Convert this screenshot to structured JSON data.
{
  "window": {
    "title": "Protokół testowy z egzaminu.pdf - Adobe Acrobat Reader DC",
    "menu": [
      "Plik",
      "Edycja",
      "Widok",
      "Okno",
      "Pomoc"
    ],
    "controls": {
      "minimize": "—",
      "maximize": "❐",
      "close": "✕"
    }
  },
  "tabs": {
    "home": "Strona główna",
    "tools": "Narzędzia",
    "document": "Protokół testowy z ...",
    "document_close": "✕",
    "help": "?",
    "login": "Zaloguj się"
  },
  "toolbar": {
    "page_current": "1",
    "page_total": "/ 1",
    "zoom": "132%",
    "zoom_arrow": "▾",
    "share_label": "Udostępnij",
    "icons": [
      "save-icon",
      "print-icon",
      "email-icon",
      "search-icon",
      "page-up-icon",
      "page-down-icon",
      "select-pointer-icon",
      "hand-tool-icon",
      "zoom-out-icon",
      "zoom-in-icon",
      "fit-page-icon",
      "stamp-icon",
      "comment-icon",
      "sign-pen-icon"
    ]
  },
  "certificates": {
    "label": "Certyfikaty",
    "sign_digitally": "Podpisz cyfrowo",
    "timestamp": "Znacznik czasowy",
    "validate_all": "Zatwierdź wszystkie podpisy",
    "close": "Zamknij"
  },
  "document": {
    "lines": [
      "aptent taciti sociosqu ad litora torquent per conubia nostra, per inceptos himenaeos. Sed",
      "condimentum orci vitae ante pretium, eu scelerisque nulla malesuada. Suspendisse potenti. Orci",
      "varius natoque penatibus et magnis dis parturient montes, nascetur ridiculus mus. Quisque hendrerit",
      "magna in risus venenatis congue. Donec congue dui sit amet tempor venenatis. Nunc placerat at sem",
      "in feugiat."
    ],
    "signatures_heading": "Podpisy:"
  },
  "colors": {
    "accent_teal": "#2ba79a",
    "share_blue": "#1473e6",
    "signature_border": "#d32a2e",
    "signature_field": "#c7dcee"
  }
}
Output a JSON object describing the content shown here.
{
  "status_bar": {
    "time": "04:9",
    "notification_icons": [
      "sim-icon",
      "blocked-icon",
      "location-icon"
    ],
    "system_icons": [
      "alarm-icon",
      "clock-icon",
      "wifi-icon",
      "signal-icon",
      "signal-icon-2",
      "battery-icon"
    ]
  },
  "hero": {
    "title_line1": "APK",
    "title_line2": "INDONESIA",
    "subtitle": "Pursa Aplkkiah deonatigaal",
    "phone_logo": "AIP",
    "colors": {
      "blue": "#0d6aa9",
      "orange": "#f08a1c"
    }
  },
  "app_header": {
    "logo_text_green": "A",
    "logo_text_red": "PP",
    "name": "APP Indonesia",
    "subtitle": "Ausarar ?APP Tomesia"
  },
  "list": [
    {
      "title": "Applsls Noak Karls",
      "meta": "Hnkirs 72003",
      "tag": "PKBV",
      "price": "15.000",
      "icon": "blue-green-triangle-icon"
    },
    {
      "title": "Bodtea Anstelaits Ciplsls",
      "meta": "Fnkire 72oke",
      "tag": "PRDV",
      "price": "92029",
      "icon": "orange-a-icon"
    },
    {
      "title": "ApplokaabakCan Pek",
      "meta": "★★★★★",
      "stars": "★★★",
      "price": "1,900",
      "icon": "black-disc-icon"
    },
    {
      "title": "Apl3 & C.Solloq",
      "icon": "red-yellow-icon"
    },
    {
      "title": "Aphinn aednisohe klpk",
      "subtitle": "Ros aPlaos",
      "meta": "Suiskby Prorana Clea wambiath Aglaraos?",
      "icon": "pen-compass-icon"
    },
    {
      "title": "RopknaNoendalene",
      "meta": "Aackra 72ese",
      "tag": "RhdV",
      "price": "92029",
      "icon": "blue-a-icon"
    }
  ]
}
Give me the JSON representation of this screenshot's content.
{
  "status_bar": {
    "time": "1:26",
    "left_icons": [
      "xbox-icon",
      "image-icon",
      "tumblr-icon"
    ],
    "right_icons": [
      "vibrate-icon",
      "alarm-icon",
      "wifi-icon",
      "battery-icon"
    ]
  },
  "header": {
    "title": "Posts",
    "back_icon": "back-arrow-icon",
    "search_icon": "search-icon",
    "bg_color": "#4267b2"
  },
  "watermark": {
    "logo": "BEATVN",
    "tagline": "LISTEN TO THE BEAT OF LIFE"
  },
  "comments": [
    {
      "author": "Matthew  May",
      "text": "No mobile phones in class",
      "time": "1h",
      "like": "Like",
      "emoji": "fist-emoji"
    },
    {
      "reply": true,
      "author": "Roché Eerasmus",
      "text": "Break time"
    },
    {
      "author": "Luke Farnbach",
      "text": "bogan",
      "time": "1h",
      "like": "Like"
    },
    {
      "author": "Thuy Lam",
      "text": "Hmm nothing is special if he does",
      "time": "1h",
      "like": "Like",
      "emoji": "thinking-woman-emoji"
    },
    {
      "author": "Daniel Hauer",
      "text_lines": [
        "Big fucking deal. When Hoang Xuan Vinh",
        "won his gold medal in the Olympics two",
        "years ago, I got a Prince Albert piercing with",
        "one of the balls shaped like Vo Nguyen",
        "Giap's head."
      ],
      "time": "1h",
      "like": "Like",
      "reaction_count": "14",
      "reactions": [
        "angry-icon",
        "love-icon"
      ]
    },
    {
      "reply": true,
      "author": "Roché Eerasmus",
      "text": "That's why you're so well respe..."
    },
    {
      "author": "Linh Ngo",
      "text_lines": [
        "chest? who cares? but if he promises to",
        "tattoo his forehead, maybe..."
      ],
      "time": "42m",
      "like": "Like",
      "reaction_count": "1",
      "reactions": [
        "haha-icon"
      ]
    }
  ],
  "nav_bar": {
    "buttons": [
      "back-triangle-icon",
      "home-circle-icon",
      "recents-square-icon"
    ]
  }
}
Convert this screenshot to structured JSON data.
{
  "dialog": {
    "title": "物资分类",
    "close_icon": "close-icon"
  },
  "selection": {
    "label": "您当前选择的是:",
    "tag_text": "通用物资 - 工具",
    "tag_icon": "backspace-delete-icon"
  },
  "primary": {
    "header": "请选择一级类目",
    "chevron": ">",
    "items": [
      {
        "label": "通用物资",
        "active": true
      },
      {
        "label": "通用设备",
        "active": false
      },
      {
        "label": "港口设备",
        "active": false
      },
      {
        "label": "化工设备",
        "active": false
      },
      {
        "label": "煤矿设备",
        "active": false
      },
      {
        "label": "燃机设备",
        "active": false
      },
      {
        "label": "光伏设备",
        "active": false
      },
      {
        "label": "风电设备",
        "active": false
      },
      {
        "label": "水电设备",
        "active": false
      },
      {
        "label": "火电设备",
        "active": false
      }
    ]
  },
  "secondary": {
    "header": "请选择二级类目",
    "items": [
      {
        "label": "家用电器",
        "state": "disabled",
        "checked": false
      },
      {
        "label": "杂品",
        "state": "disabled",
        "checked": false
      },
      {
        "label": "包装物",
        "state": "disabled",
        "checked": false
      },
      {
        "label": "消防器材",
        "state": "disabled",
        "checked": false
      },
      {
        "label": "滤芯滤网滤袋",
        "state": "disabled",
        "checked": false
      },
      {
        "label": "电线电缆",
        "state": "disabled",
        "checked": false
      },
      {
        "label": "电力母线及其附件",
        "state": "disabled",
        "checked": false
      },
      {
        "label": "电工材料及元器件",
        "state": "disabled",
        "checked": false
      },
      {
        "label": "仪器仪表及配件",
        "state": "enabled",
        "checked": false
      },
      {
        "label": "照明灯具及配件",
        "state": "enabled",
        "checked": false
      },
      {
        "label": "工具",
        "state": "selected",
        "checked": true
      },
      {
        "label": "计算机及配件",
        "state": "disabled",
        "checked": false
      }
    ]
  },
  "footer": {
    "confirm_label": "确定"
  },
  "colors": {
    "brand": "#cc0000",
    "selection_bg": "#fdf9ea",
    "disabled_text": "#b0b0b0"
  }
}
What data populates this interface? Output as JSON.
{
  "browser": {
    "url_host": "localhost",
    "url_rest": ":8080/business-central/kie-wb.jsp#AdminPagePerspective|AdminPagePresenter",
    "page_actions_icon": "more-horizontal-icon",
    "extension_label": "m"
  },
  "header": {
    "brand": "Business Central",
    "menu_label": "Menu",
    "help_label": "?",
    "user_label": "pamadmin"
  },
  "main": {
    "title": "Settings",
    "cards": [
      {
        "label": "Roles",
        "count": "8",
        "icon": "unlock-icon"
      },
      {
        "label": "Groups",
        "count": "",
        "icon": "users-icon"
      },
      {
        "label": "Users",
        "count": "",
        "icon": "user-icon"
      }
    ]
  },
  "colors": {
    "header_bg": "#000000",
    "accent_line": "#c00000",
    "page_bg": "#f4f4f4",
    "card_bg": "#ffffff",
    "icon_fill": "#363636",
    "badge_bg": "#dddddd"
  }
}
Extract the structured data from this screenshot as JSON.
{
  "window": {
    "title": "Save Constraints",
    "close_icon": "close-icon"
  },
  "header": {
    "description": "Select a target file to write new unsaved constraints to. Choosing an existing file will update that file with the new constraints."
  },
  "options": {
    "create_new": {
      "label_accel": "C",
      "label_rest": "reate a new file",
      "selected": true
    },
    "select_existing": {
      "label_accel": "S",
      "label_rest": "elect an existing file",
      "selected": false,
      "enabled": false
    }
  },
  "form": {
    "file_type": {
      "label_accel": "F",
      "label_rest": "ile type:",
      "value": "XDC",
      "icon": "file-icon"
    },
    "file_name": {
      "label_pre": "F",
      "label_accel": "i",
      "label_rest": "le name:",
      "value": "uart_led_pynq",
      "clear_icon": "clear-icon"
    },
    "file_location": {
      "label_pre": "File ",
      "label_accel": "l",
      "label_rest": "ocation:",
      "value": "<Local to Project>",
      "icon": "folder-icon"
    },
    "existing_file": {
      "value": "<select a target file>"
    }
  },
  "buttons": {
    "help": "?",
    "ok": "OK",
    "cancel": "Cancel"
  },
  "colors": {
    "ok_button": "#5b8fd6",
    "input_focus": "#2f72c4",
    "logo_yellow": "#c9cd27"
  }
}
^^^^
DIRECTION:
Filter the records above for "Output" and copy every matching line.

COMPLETE RESPONSE:
Output a JSON object describing the content shown here.
What data populates this interface? Output as JSON.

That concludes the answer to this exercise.